▶ [What is required] State how many lines of the entries hold the string "实验舱Ⅱ", and nothing more.

▶ [Items from a dataset]

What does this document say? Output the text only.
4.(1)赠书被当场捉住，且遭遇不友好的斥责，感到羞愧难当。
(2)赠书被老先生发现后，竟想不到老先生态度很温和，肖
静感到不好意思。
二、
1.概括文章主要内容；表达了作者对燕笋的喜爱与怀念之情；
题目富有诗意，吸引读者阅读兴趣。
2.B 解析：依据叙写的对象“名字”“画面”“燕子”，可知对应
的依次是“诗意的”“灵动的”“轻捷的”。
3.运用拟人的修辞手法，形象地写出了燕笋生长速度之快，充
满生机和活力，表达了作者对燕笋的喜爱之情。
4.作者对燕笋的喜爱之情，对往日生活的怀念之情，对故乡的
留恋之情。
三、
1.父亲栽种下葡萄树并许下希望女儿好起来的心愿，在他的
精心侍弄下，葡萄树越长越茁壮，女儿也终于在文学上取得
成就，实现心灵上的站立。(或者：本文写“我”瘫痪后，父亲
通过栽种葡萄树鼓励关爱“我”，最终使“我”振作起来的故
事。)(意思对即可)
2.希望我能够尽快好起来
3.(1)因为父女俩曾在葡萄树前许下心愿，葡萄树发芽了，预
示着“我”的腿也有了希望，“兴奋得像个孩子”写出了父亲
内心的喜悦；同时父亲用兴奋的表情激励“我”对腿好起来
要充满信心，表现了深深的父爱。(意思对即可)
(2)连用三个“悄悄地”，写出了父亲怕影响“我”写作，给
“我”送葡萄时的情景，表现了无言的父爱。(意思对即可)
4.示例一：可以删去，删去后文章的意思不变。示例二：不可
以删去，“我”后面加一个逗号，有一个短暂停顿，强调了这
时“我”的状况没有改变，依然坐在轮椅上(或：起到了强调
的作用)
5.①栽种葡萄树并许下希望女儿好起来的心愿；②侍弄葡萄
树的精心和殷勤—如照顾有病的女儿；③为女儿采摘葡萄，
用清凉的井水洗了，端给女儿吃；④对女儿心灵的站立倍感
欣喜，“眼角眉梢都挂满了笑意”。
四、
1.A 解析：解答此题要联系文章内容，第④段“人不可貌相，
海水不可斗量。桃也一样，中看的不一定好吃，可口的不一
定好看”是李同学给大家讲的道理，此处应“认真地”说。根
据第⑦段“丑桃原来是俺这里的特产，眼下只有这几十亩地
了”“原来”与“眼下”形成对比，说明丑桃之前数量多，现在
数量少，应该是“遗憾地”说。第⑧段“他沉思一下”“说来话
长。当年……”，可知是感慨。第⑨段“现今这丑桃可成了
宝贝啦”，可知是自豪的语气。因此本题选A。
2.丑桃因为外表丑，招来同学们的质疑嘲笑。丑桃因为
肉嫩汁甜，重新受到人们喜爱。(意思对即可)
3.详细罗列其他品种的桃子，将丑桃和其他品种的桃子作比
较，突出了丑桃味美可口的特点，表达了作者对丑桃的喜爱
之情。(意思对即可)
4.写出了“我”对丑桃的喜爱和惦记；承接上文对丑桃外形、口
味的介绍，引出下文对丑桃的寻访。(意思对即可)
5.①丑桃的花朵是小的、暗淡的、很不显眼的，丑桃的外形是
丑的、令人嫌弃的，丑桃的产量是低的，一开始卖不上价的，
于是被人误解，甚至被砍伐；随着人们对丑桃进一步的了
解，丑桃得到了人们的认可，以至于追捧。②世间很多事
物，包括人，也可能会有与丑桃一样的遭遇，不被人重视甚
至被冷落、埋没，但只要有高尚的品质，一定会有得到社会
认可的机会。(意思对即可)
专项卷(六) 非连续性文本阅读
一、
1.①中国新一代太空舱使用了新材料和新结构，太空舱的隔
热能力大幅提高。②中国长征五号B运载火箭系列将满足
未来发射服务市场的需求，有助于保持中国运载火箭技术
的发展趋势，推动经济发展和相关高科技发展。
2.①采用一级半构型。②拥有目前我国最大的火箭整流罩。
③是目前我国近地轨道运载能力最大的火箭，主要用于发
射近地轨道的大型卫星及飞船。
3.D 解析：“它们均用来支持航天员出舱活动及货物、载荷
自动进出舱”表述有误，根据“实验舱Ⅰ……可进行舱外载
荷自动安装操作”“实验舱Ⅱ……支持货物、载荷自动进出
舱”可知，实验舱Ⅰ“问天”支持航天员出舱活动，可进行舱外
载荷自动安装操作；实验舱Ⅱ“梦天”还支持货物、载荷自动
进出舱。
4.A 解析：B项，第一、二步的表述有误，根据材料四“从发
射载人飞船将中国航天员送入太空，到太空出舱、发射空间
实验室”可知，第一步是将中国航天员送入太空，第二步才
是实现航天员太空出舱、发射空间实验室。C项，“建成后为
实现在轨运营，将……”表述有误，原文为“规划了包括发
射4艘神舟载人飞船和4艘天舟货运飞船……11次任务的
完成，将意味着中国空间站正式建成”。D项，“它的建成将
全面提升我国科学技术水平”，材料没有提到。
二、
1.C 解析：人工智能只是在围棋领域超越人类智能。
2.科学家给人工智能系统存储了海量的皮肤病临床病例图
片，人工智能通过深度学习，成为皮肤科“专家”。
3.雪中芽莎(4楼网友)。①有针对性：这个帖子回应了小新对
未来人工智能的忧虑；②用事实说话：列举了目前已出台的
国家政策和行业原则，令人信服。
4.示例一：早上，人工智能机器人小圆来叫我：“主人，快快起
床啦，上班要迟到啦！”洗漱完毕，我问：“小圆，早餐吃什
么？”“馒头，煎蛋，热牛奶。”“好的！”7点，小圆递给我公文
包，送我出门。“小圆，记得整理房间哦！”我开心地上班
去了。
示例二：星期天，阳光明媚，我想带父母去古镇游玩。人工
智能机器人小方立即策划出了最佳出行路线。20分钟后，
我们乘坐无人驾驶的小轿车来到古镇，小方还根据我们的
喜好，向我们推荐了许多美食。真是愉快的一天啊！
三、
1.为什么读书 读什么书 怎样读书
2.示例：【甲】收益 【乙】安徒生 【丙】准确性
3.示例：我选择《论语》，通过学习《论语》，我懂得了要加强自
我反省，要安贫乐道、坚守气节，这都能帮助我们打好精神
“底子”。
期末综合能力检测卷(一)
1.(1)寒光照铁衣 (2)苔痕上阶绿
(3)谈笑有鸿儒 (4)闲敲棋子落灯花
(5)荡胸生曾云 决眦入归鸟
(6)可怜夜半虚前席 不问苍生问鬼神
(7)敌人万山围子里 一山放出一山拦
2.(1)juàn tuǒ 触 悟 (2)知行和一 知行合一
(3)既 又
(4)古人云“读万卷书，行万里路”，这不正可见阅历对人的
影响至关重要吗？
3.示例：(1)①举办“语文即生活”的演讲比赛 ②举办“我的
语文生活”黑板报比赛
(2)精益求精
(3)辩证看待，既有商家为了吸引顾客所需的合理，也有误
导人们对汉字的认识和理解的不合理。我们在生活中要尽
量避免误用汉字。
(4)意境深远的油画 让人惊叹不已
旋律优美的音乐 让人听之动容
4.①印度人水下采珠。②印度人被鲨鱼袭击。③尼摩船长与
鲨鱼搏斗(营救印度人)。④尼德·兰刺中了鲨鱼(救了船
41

▶ [Task result] 2